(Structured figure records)

======

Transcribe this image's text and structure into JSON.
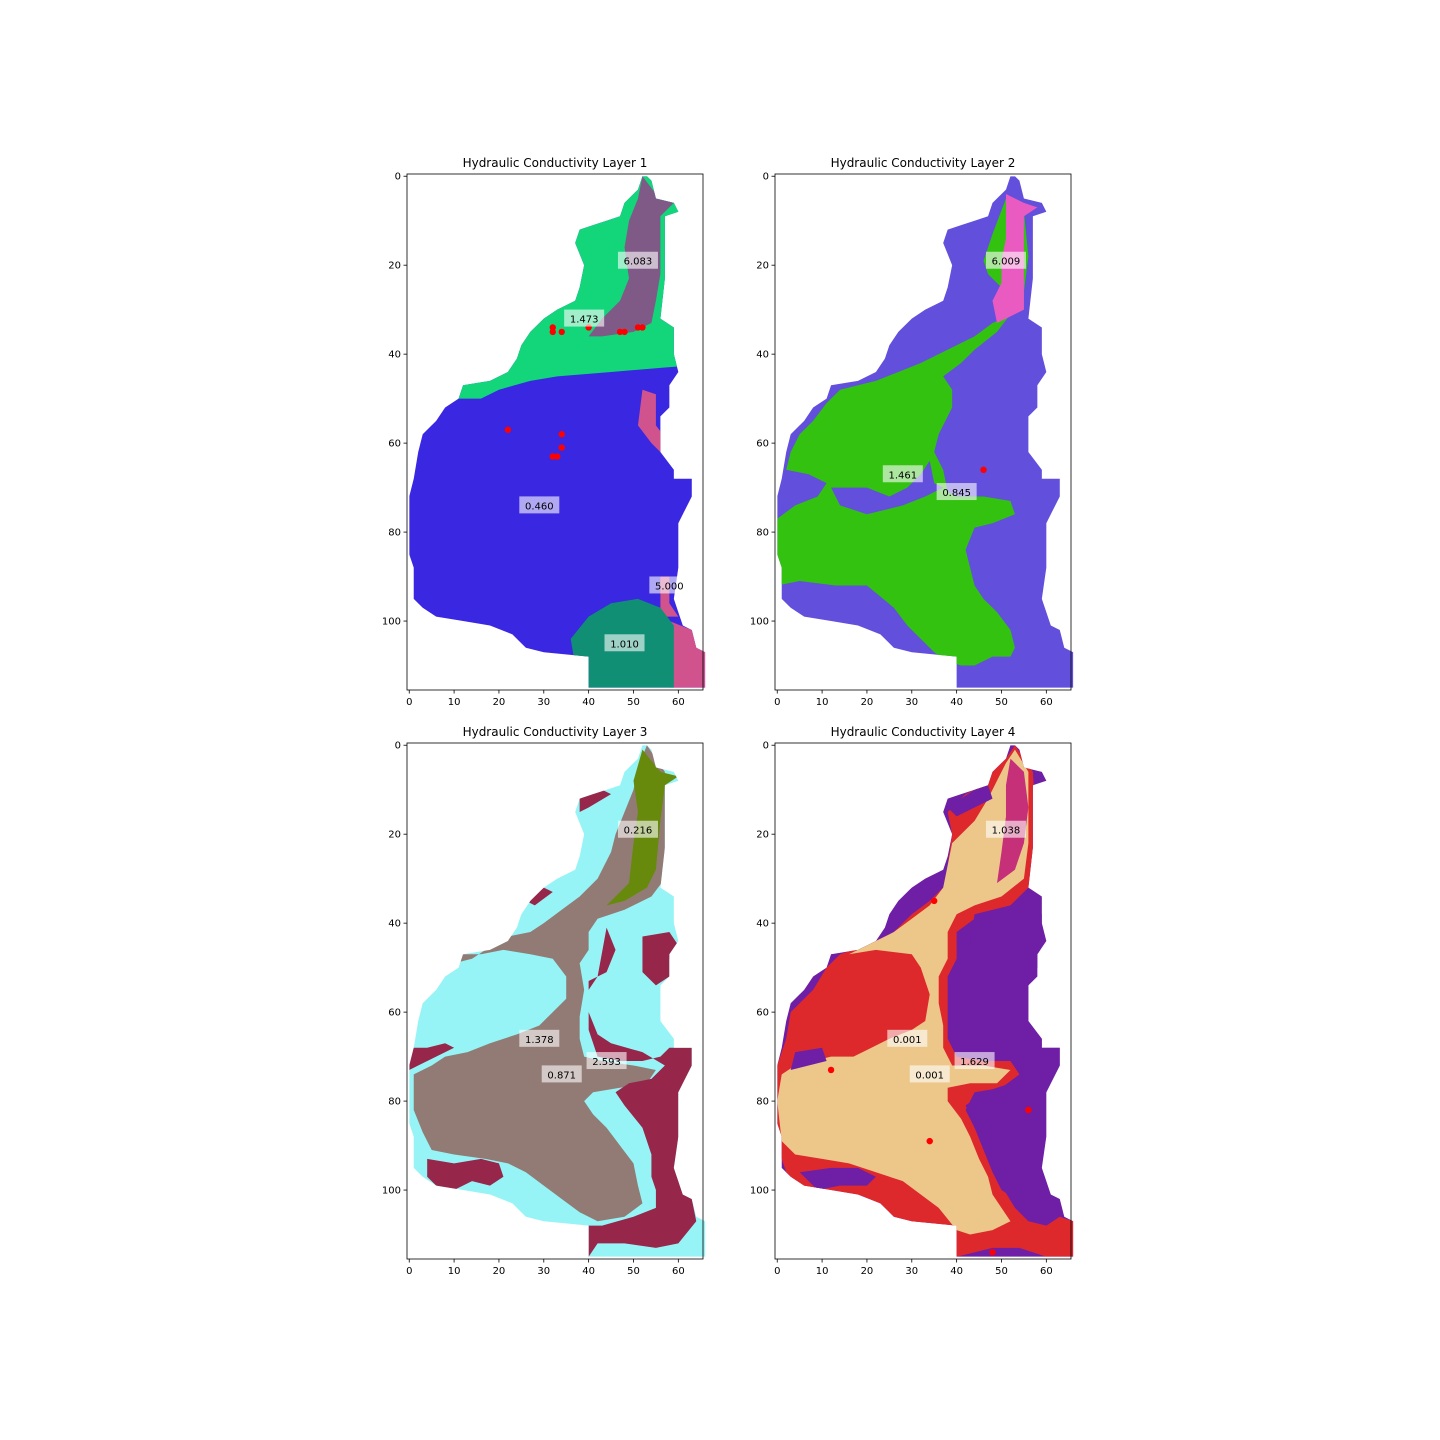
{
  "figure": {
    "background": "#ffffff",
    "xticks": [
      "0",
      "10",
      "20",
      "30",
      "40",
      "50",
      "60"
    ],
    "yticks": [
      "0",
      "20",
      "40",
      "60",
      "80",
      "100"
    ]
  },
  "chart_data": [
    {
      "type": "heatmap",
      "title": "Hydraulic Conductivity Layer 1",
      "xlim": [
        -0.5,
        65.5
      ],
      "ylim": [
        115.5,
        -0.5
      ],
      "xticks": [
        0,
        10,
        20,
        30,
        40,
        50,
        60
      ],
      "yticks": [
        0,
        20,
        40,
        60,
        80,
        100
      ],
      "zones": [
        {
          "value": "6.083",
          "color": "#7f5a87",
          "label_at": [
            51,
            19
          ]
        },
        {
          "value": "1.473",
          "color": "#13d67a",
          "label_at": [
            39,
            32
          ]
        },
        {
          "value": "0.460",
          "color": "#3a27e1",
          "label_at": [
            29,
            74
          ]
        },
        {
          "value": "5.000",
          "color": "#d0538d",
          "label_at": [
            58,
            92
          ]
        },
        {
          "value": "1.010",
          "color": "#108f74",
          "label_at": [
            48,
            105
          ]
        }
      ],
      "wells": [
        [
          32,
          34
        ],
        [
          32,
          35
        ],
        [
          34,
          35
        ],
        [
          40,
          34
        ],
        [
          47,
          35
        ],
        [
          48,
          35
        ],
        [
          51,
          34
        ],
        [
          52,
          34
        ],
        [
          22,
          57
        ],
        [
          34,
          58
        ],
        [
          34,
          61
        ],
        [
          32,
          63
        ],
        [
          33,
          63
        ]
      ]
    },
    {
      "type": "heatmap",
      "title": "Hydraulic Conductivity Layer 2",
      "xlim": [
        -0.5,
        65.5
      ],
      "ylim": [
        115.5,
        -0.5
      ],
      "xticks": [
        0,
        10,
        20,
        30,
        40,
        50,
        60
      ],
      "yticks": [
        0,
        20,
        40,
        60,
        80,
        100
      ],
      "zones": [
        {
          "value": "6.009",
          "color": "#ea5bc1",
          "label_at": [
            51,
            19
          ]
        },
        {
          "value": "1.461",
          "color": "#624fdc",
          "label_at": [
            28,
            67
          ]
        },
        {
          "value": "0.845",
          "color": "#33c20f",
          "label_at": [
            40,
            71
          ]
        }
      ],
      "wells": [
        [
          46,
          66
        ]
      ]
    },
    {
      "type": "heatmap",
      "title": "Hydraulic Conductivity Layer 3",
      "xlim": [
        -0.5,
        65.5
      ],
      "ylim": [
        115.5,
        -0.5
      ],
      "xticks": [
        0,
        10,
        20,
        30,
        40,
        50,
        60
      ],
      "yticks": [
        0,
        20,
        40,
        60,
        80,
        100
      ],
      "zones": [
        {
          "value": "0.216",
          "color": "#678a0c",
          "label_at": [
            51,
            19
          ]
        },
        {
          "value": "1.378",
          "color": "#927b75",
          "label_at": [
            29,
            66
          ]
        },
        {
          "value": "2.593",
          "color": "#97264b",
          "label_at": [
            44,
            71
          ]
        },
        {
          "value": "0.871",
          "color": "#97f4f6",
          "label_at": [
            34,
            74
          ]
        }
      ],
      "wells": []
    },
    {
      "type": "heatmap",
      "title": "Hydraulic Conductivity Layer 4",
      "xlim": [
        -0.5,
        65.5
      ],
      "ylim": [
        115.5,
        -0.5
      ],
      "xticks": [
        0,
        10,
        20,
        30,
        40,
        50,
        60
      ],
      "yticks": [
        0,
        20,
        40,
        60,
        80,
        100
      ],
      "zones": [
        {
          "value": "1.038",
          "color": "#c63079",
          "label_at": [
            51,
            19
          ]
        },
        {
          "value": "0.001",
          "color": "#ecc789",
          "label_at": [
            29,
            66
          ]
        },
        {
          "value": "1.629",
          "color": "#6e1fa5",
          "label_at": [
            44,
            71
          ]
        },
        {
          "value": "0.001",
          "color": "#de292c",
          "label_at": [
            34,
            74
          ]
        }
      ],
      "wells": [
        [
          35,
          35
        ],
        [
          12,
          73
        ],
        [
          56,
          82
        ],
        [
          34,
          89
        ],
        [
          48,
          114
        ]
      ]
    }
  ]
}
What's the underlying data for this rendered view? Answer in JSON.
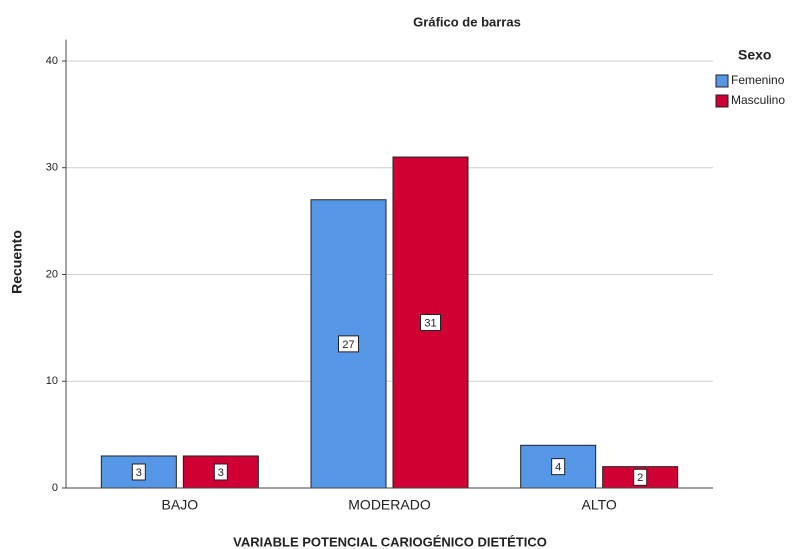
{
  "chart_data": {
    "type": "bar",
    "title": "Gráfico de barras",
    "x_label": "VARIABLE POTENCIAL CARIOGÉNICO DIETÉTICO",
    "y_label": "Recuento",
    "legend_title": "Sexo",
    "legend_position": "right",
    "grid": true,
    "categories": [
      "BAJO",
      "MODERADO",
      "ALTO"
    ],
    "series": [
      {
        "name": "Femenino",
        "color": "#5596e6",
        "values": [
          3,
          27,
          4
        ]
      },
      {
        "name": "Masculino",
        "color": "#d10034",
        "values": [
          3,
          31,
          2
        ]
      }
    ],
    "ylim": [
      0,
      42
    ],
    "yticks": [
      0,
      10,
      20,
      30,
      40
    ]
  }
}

======

GIVEN TASK: Go through the listing above and quote it exactly, apart from its images.

SOLUTION TO THIS PROBLEM:
Transcribe this image's text and structure into JSON.
{
  "figure": {
    "background": "#ffffff",
    "xticks": [
      "0",
      "10",
      "20",
      "30",
      "40",
      "50",
      "60"
    ],
    "yticks": [
      "0",
      "20",
      "40",
      "60",
      "80",
      "100"
    ]
  },
  "chart_data": [
    {
      "type": "heatmap",
      "title": "Hydraulic Conductivity Layer 1",
      "xlim": [
        -0.5,
        65.5
      ],
      "ylim": [
        115.5,
        -0.5
      ],
      "xticks": [
        0,
        10,
        20,
        30,
        40,
        50,
        60
      ],
      "yticks": [
        0,
        20,
        40,
        60,
        80,
        100
      ],
      "zones": [
        {
          "value": "6.083",
          "color": "#7f5a87",
          "label_at": [
            51,
            19
          ]
        },
        {
          "value": "1.473",
          "color": "#13d67a",
          "label_at": [
            39,
            32
          ]
        },
        {
          "value": "0.460",
          "color": "#3a27e1",
          "label_at": [
            29,
            74
          ]
        },
        {
          "value": "5.000",
          "color": "#d0538d",
          "label_at": [
            58,
            92
          ]
        },
        {
          "value": "1.010",
          "color": "#108f74",
          "label_at": [
            48,
            105
          ]
        }
      ],
      "wells": [
        [
          32,
          34
        ],
        [
          32,
          35
        ],
        [
          34,
          35
        ],
        [
          40,
          34
        ],
        [
          47,
          35
        ],
        [
          48,
          35
        ],
        [
          51,
          34
        ],
        [
          52,
          34
        ],
        [
          22,
          57
        ],
        [
          34,
          58
        ],
        [
          34,
          61
        ],
        [
          32,
          63
        ],
        [
          33,
          63
        ]
      ]
    },
    {
      "type": "heatmap",
      "title": "Hydraulic Conductivity Layer 2",
      "xlim": [
        -0.5,
        65.5
      ],
      "ylim": [
        115.5,
        -0.5
      ],
      "xticks": [
        0,
        10,
        20,
        30,
        40,
        50,
        60
      ],
      "yticks": [
        0,
        20,
        40,
        60,
        80,
        100
      ],
      "zones": [
        {
          "value": "6.009",
          "color": "#ea5bc1",
          "label_at": [
            51,
            19
          ]
        },
        {
          "value": "1.461",
          "color": "#624fdc",
          "label_at": [
            28,
            67
          ]
        },
        {
          "value": "0.845",
          "color": "#33c20f",
          "label_at": [
            40,
            71
          ]
        }
      ],
      "wells": [
        [
          46,
          66
        ]
      ]
    },
    {
      "type": "heatmap",
      "title": "Hydraulic Conductivity Layer 3",
      "xlim": [
        -0.5,
        65.5
      ],
      "ylim": [
        115.5,
        -0.5
      ],
      "xticks": [
        0,
        10,
        20,
        30,
        40,
        50,
        60
      ],
      "yticks": [
        0,
        20,
        40,
        60,
        80,
        100
      ],
      "zones": [
        {
          "value": "0.216",
          "color": "#678a0c",
          "label_at": [
            51,
            19
          ]
        },
        {
          "value": "1.378",
          "color": "#927b75",
          "label_at": [
            29,
            66
          ]
        },
        {
          "value": "2.593",
          "color": "#97264b",
          "label_at": [
            44,
            71
          ]
        },
        {
          "value": "0.871",
          "color": "#97f4f6",
          "label_at": [
            34,
            74
          ]
        }
      ],
      "wells": []
    },
    {
      "type": "heatmap",
      "title": "Hydraulic Conductivity Layer 4",
      "xlim": [
        -0.5,
        65.5
      ],
      "ylim": [
        115.5,
        -0.5
      ],
      "xticks": [
        0,
        10,
        20,
        30,
        40,
        50,
        60
      ],
      "yticks": [
        0,
        20,
        40,
        60,
        80,
        100
      ],
      "zones": [
        {
          "value": "1.038",
          "color": "#c63079",
          "label_at": [
            51,
            19
          ]
        },
        {
          "value": "0.001",
          "color": "#ecc789",
          "label_at": [
            29,
            66
          ]
        },
        {
          "value": "1.629",
          "color": "#6e1fa5",
          "label_at": [
            44,
            71
          ]
        },
        {
          "value": "0.001",
          "color": "#de292c",
          "label_at": [
            34,
            74
          ]
        }
      ],
      "wells": [
        [
          35,
          35
        ],
        [
          12,
          73
        ],
        [
          56,
          82
        ],
        [
          34,
          89
        ],
        [
          48,
          114
        ]
      ]
    }
  ]
}
What's the underlying data for this rendered view? Answer in JSON.
{
  "chart_data": {
    "type": "bar",
    "title": "Gráfico de barras",
    "x_label": "VARIABLE POTENCIAL CARIOGÉNICO DIETÉTICO",
    "y_label": "Recuento",
    "legend_title": "Sexo",
    "legend_position": "right",
    "grid": true,
    "categories": [
      "BAJO",
      "MODERADO",
      "ALTO"
    ],
    "series": [
      {
        "name": "Femenino",
        "color": "#5596e6",
        "values": [
          3,
          27,
          4
        ]
      },
      {
        "name": "Masculino",
        "color": "#d10034",
        "values": [
          3,
          31,
          2
        ]
      }
    ],
    "ylim": [
      0,
      42
    ],
    "yticks": [
      0,
      10,
      20,
      30,
      40
    ]
  }
}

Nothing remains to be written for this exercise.